Print the whole listing exactly.
▬▬▬▬▬▬
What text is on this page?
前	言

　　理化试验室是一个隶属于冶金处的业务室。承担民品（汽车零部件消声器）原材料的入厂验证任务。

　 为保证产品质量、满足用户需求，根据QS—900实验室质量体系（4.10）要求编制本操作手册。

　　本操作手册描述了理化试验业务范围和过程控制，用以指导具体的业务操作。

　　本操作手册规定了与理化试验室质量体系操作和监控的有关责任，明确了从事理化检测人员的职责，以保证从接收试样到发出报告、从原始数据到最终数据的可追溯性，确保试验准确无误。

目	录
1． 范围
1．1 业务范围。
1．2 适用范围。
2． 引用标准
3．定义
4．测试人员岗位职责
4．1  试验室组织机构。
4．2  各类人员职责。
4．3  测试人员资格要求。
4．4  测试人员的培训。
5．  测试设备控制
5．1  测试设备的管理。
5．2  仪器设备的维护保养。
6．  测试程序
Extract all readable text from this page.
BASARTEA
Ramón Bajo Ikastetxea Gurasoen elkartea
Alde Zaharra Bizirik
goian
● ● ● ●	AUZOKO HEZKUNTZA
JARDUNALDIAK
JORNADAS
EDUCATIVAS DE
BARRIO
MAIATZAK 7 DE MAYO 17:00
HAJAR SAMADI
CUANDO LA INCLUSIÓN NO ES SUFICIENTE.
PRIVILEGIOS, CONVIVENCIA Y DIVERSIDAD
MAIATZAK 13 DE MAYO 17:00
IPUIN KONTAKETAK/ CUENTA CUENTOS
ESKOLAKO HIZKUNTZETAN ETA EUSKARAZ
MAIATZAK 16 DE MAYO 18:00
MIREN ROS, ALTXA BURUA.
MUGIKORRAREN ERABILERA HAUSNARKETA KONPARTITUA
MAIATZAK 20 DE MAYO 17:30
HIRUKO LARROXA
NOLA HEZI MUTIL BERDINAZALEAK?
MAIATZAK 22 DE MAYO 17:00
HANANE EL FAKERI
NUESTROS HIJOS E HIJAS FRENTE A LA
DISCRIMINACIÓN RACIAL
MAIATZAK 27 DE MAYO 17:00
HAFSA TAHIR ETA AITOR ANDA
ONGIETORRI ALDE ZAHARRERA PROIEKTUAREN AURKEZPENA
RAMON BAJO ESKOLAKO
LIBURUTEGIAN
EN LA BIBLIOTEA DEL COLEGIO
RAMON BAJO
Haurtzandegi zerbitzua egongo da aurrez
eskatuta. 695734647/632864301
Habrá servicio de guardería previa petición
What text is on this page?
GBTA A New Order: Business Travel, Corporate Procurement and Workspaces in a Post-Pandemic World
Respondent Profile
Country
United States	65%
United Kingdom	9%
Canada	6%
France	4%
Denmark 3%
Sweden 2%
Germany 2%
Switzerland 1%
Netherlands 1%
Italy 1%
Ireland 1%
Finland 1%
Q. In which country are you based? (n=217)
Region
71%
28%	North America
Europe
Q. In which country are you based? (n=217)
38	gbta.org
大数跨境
▬▬▬▬▬▬
The solution:
What text is on this page?
前	言

　　理化试验室是一个隶属于冶金处的业务室。承担民品（汽车零部件消声器）原材料的入厂验证任务。

　 为保证产品质量、满足用户需求，根据QS—900实验室质量体系（4.10）要求编制本操作手册。

　　本操作手册描述了理化试验业务范围和过程控制，用以指导具体的业务操作。

　　本操作手册规定了与理化试验室质量体系操作和监控的有关责任，明确了从事理化检测人员的职责，以保证从接收试样到发出报告、从原始数据到最终数据的可追溯性，确保试验准确无误。

目	录
1． 范围
1．1 业务范围。
1．2 适用范围。
2． 引用标准
3．定义
4．测试人员岗位职责
4．1  试验室组织机构。
4．2  各类人员职责。
4．3  测试人员资格要求。
4．4  测试人员的培训。
5．  测试设备控制
5．1  测试设备的管理。
5．2  仪器设备的维护保养。
6．  测试程序
Extract all readable text from this page.
BASARTEA
Ramón Bajo Ikastetxea Gurasoen elkartea
Alde Zaharra Bizirik
goian
● ● ● ●	AUZOKO HEZKUNTZA
JARDUNALDIAK
JORNADAS
EDUCATIVAS DE
BARRIO
MAIATZAK 7 DE MAYO 17:00
HAJAR SAMADI
CUANDO LA INCLUSIÓN NO ES SUFICIENTE.
PRIVILEGIOS, CONVIVENCIA Y DIVERSIDAD
MAIATZAK 13 DE MAYO 17:00
IPUIN KONTAKETAK/ CUENTA CUENTOS
ESKOLAKO HIZKUNTZETAN ETA EUSKARAZ
MAIATZAK 16 DE MAYO 18:00
MIREN ROS, ALTXA BURUA.
MUGIKORRAREN ERABILERA HAUSNARKETA KONPARTITUA
MAIATZAK 20 DE MAYO 17:30
HIRUKO LARROXA
NOLA HEZI MUTIL BERDINAZALEAK?
MAIATZAK 22 DE MAYO 17:00
HANANE EL FAKERI
NUESTROS HIJOS E HIJAS FRENTE A LA
DISCRIMINACIÓN RACIAL
MAIATZAK 27 DE MAYO 17:00
HAFSA TAHIR ETA AITOR ANDA
ONGIETORRI ALDE ZAHARRERA PROIEKTUAREN AURKEZPENA
RAMON BAJO ESKOLAKO
LIBURUTEGIAN
EN LA BIBLIOTEA DEL COLEGIO
RAMON BAJO
Haurtzandegi zerbitzua egongo da aurrez
eskatuta. 695734647/632864301
Habrá servicio de guardería previa petición
What text is on this page?
GBTA A New Order: Business Travel, Corporate Procurement and Workspaces in a Post-Pandemic World
Respondent Profile
Country
United States	65%
United Kingdom	9%
Canada	6%
France	4%
Denmark 3%
Sweden 2%
Germany 2%
Switzerland 1%
Netherlands 1%
Italy 1%
Ireland 1%
Finland 1%
Q. In which country are you based? (n=217)
Region
71%
28%	North America
Europe
Q. In which country are you based? (n=217)
38	gbta.org
大数跨境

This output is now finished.